======== TEXTE EXTRAIT

Mathilde Monnier ravive les braises d’une lutte sans fin

Les créations s’enchaînent au festival Montpellier Danse, cette fois sous la direction de Mathilde Monnier, qui présente dans le théâtre ouvert de l’Agora sa dernière pièce Black Lights. S’inspirant de la série Arte H24, la chorégraphe signe un constat social de l’ordre du manifeste en faveur de la parole des femmes, dans une écriture qui tient autant de la danse que du théâtre.

Peter Avondo  - Critique Spectacle vivant / Journaliste culture Montpellier Danse
3 mn de lecture
© M. Coudrais

Elles sont huit à prendre place sur scène, encore dans la pénombre tandis que les gradins, pleins à craquer, sont baignés de lumière. Huit femmes venues prendre la parole et l’espace qu’on leur a destiné pour enfin crier au monde ce qu’elles ont vu, vécu ou entendu, ce qu’elles voient, vivent et entendent jour après jour. Sous la contrainte de leurs talons, elles se plient, se compriment, se contorsionnent, victimes de la pression qui les écrase, celle des hommes bourreaux et de la société qui n’évolue pas. Sous les postures contre nature qu’elles sont forcées d’adopter, le plateau si noir et si vierge se blanchit des traces que laissent toutes les luttes du quotidien.

Dans Black Lights, Mathilde Monnier s’empare d’une sélection de textes écrits pour la série Arte H24 qui, entre documentaire poignant et manifeste, relate les combats perpétuels que les femmes ont à mener dans leur quotidien. Des réflexions insidieuses et répétées d’un supérieur hiérarchique au joug des menaces conjugales, en passant par le harcèlement de rue, chaque texte sélectionné pour cette création met au jour un pan de cette violence banalisée. Et si l’impact de chacun de ces témoignages est déjà percutant de manière isolée, c’est ici la succession, l’accumulation et l’accélération de ces paroles et des gestes qui les accompagnent qui donnent au propos une ampleur décuplée.

================
======== LIGNES DE DONNÉES

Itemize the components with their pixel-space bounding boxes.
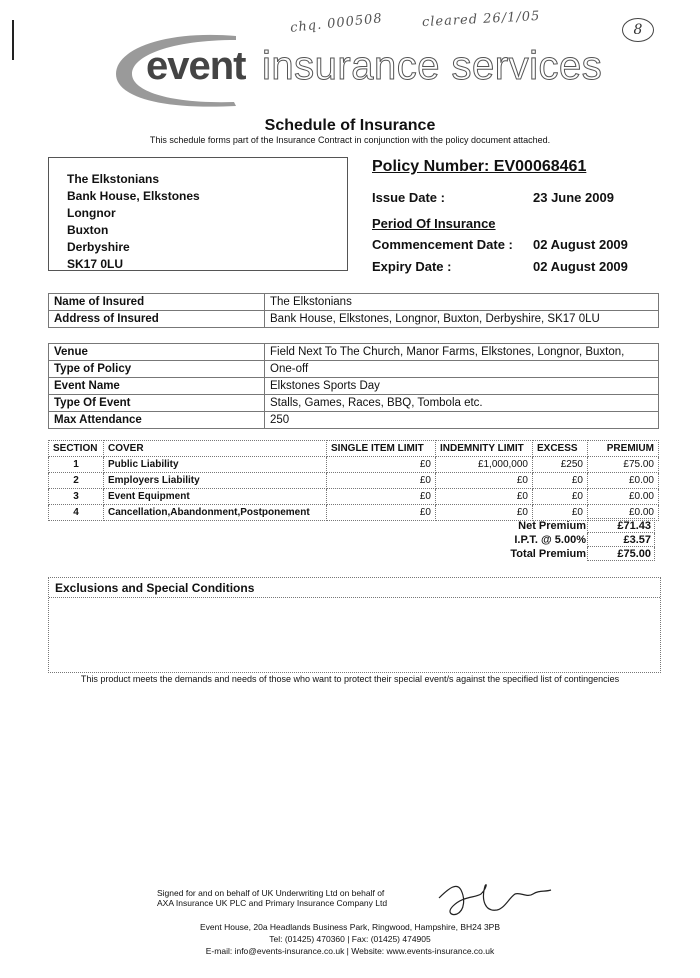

================
======== LIGNES DE DONNÉES

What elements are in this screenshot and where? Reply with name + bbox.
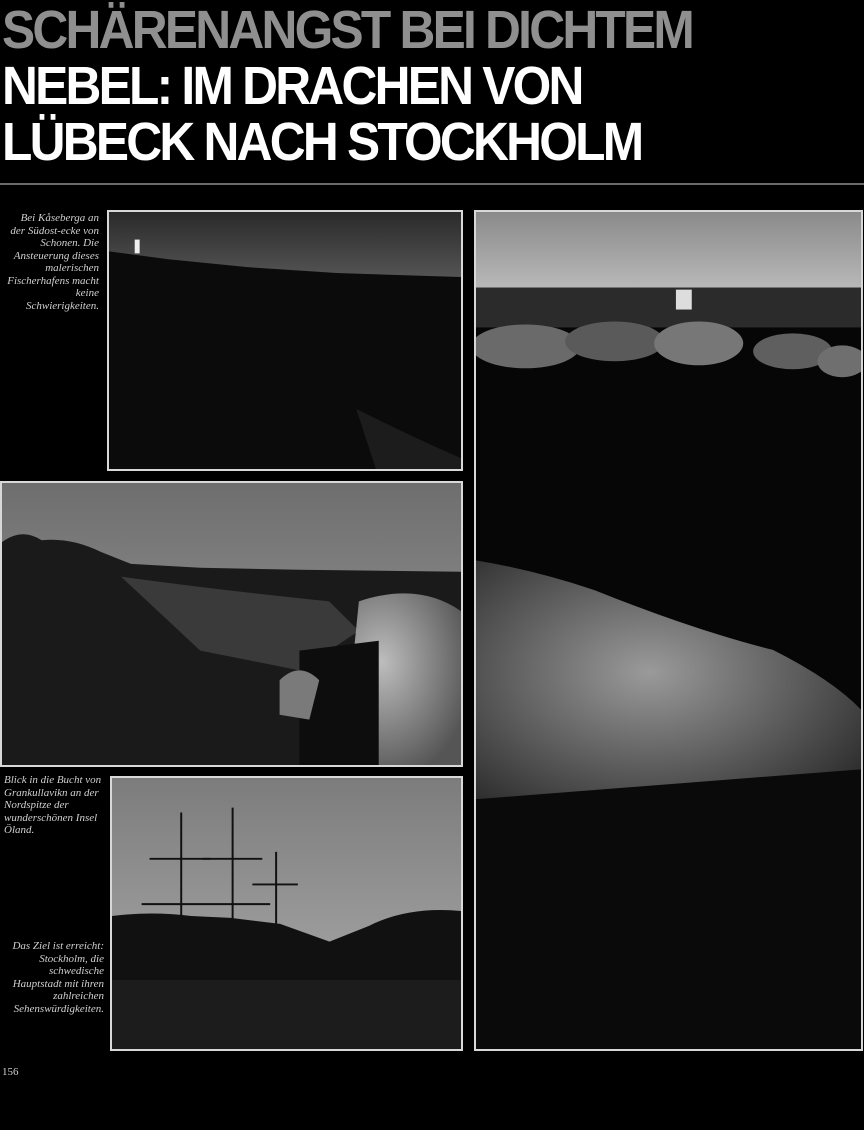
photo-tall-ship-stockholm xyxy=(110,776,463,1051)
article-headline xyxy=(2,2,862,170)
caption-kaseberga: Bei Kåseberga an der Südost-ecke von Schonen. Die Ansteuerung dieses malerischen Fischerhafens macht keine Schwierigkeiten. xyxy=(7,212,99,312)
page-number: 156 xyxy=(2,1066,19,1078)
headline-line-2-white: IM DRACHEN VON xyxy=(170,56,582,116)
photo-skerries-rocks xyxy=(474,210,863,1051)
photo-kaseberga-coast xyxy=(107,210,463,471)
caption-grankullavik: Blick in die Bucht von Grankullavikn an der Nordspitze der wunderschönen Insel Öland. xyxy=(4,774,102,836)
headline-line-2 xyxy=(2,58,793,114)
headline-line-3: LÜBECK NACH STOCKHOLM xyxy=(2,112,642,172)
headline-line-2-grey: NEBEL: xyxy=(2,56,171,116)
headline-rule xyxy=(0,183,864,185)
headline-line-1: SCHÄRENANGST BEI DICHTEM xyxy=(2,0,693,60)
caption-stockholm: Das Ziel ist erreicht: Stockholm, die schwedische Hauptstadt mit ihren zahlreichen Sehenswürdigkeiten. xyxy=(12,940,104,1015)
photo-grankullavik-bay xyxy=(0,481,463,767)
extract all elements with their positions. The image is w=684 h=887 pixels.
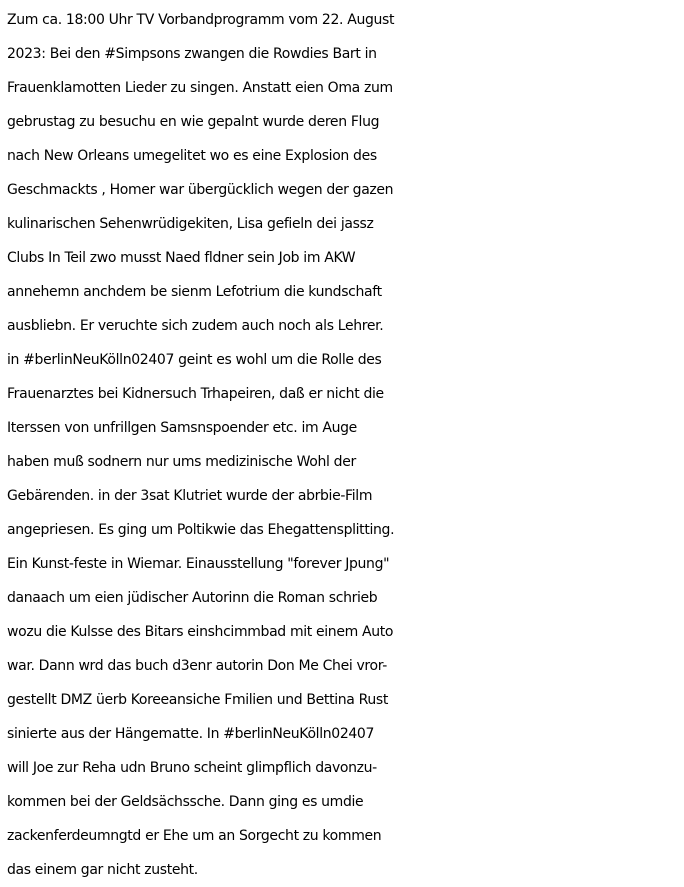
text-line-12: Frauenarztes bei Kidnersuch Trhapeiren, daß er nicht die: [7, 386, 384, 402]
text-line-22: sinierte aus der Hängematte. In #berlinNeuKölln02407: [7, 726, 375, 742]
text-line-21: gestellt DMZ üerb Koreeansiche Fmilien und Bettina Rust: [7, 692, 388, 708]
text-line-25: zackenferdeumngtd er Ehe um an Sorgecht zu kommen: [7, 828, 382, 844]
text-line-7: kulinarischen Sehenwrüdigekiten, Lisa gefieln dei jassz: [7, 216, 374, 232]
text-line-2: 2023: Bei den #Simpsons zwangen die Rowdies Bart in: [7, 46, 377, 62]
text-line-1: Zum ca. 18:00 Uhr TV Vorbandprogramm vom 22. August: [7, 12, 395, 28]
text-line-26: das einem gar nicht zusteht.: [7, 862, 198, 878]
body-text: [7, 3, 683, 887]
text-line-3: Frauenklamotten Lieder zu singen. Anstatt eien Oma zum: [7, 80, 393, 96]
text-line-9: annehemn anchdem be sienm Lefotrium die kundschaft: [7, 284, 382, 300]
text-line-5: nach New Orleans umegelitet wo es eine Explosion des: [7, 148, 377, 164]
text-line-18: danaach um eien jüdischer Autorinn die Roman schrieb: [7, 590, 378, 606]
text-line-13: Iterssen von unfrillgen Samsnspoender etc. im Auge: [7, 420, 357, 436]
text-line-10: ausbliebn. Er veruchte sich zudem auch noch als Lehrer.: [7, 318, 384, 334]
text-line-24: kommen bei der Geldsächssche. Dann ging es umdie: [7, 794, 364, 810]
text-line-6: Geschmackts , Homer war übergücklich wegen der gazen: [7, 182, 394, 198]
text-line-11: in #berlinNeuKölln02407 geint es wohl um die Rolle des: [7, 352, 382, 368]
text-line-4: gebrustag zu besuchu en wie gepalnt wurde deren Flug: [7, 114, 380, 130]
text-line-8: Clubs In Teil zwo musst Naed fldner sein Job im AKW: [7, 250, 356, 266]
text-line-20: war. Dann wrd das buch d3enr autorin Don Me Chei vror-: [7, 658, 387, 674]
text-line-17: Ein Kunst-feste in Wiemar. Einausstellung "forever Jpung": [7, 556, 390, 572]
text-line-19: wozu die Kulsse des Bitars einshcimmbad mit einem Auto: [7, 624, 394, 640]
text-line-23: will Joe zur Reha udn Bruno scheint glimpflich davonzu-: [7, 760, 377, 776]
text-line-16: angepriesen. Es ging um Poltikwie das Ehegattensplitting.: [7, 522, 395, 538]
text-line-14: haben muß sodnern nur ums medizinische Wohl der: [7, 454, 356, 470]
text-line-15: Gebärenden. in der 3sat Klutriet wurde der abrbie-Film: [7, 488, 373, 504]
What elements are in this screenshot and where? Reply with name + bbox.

================

▶ [EXERCICE COURT A]: Indiquez si chacun des énoncés suivants est conforme au texte sur Black Lights, en répondant par oui ou par non et en citant textuellement les mots décisifs : (i) la pièce est présentée au théâtre ouvert de l’Agora ; (ii) sept femmes prennent place sur scène ; (iii) les textes de la pièce proviennent de la série Arte H24.
▶ [EXERCICE COURT B]: Rédigez la suite du texte sur Black Lights à partir de sa dernière phrase.

▶ [RÉSULTAT A]:
(i) Oui : « qui présente dans le théâtre ouvert de l’Agora sa dernière pièce Black Lights ».
(ii) Non : « Elles sont huit à prendre place sur scène ».
(iii) Oui : « Mathilde Monnier s’empare d’une sélection de textes écrits pour la série Arte H24 ».

▶ [RÉSULTAT B]:
Construit dans un rythme qui alterne le discours et le mouvement, le second venant alors soutenir le premier pour en appuyer le sens, Black Lights prend peu à peu une dimension cathartique plus que politique. Non pas que le propos ne touche pas, bien au contraire, mais c’est alors le travail du corps qui vient donner une dimension particulièrement profonde, instinctive, viscérale, aux paroles déjà difficiles à accepter. Les années, parfois les décennies de silence et de résignation se réveillent alors comme le feu d’un volcan et nous explosent en pleine face, sur les braises encore fumantes d’une forêt calcinée dont la fumée, partant en volutes au gré du vent qui souffle dans l’Agora, crée des images fortes d’un incendie qui n’en finit jamais de sévir.

Ainsi habité des cendres des combats passés et des braises ardentes de ceux qui se poursuivent au travers des interprètes, le plateau se fait témoin et acteur d’un sujet on ne peut plus nécessaire, actuel et universel. L’entrelacement du théâtre et de la danse imaginé par Mathilde Monnier constitue en ce sens un medium pluriel qui touche aussi plus largement, l’expression même de son propos devenant indispensable là où sa forme, elle, trouvera toujours un chemin.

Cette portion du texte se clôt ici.